*What to produce*
Out of the lines below, please list those that hold the string "下列说法正确的是".

--- start ---

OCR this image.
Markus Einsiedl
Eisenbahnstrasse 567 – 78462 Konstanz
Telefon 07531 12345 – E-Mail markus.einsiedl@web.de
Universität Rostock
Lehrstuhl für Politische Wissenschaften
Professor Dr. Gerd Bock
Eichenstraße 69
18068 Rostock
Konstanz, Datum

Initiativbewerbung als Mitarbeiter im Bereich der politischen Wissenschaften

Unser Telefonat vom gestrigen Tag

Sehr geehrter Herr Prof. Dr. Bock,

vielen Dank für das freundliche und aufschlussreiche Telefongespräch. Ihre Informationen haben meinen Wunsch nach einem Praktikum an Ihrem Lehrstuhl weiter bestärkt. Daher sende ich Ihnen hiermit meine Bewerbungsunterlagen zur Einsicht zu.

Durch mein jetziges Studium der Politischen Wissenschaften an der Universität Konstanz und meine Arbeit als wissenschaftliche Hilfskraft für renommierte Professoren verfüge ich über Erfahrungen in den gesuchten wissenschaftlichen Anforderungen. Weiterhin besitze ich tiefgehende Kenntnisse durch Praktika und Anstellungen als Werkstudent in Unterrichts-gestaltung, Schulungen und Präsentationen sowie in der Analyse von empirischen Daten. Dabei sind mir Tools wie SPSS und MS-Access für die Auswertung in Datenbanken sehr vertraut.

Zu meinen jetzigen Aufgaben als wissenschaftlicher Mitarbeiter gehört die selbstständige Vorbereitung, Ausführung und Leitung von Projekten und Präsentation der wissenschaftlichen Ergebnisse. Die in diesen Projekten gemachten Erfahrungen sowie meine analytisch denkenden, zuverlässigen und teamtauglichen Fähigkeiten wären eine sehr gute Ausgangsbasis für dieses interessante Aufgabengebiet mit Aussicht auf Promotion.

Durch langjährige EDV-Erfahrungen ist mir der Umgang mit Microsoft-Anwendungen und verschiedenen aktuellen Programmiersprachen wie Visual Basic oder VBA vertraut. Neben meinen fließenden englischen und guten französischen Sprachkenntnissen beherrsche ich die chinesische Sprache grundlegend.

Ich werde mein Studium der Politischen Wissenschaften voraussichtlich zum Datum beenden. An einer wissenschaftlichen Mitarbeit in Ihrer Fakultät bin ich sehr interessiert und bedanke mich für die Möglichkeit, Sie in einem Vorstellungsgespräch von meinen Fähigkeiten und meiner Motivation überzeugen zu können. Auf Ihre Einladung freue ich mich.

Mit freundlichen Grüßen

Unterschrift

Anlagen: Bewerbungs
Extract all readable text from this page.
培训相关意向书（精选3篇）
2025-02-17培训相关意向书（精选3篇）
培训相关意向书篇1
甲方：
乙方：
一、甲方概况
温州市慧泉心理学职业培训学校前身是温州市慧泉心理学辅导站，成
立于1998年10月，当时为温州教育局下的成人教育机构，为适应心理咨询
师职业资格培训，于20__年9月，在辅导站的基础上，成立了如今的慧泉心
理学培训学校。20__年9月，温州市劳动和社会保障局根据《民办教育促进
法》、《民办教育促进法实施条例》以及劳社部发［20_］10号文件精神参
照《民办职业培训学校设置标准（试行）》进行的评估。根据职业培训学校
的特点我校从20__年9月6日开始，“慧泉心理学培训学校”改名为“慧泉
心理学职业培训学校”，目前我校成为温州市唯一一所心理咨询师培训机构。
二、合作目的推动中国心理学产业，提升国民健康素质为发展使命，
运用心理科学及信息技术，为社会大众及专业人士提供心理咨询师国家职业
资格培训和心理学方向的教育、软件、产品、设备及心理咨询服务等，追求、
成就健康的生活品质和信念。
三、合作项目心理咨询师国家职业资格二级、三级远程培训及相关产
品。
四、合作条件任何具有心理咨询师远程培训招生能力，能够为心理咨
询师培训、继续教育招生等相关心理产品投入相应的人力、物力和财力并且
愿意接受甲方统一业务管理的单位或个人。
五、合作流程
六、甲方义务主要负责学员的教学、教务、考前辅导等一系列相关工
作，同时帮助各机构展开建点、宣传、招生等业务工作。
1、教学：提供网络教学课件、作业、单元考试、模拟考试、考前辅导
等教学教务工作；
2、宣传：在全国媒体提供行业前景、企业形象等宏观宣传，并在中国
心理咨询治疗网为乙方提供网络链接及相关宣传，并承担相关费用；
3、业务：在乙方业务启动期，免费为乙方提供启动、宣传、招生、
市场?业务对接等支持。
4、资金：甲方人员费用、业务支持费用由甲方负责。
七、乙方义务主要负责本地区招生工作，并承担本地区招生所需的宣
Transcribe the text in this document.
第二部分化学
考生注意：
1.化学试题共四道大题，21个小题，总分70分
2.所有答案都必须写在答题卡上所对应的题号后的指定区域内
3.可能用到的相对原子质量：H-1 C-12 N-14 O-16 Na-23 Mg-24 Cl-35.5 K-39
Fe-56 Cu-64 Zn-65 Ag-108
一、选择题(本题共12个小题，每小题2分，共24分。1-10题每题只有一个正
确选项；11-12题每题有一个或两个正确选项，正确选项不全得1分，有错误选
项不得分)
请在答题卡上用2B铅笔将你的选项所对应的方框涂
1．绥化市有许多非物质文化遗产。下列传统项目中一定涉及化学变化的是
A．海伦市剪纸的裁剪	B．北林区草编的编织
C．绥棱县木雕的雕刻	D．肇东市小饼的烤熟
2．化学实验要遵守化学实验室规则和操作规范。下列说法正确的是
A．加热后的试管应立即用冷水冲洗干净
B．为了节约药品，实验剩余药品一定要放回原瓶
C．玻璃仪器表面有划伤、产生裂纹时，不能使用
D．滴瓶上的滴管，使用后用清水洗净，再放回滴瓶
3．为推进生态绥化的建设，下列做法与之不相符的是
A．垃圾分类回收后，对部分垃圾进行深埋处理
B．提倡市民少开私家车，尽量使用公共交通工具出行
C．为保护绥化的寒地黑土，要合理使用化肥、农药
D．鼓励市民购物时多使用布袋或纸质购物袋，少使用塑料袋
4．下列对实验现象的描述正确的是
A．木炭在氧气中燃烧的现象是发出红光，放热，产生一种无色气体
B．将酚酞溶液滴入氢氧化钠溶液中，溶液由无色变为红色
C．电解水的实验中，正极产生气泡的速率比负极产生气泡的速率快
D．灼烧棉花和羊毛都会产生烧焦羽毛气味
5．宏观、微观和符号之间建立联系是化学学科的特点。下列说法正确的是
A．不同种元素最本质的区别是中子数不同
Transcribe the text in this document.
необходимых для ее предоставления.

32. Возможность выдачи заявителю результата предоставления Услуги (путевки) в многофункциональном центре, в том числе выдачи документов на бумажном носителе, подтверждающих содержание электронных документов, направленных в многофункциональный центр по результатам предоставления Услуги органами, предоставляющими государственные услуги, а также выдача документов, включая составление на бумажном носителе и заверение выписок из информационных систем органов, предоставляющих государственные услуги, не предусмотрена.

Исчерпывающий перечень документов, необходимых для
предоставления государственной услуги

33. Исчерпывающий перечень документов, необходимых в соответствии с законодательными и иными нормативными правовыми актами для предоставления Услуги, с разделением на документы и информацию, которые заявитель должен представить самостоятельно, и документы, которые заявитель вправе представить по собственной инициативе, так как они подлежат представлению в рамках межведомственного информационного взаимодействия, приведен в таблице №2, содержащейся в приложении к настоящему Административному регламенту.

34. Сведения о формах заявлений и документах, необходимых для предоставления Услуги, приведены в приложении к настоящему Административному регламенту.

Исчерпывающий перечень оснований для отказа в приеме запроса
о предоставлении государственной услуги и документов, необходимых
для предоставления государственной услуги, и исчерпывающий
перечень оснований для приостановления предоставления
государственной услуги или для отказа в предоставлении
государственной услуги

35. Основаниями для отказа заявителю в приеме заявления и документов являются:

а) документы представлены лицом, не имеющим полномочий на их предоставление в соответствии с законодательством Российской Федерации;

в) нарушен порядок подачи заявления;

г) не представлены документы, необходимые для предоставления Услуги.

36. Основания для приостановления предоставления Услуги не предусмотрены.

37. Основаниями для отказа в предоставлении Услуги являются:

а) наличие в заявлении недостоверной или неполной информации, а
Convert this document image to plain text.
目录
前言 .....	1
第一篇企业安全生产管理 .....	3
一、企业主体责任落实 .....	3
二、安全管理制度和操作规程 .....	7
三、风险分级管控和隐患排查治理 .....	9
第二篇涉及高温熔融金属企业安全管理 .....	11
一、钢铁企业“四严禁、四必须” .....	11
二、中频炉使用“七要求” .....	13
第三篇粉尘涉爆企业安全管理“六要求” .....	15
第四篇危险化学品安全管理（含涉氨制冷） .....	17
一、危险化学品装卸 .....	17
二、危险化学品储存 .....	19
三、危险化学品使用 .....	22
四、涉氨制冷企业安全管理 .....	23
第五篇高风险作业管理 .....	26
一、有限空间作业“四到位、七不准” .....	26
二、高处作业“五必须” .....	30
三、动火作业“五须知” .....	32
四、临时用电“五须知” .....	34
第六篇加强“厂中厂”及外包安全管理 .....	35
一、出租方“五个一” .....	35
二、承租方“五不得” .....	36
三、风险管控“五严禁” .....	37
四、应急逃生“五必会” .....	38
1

--- end ---

*Result of this task*
2．化学实验要遵守化学实验室规则和操作规范。下列说法正确的是
5．宏观、微观和符号之间建立联系是化学学科的特点。下列说法正确的是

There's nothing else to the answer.